§ **Dataset excerpts**:
_ _ _

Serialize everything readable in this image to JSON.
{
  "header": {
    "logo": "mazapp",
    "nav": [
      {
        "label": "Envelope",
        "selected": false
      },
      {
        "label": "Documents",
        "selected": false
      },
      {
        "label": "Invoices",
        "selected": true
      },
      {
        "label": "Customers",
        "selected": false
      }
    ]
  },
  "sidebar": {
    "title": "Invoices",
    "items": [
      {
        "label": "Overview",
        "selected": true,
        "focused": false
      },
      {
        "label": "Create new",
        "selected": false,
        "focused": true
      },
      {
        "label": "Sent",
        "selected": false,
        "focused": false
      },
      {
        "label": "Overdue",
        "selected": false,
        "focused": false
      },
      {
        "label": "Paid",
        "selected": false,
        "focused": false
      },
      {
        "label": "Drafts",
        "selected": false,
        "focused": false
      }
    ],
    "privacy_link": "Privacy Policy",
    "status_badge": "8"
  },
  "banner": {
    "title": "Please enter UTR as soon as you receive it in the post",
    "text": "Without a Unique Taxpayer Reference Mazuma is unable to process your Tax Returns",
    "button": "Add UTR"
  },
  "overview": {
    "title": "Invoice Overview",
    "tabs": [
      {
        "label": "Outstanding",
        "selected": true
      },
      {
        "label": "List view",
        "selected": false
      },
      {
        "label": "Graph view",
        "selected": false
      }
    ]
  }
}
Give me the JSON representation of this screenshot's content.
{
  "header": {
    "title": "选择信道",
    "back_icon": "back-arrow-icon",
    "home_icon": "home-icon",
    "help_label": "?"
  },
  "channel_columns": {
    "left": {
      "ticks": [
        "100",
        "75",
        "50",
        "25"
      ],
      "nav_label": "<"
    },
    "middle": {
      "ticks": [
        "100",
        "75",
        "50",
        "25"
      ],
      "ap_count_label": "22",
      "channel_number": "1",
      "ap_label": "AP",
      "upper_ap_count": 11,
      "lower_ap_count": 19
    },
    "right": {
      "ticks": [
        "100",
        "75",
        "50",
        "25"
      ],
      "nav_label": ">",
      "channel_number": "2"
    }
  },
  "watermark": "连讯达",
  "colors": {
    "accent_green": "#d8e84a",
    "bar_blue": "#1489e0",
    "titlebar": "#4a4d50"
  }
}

_ _ _

§ **WHAT IS BEING ASKED**: Work out how many lines in the entries hold the string "JSON". Your answer should consist solely of that number.

§ **REPLY TO THE TASK**: 2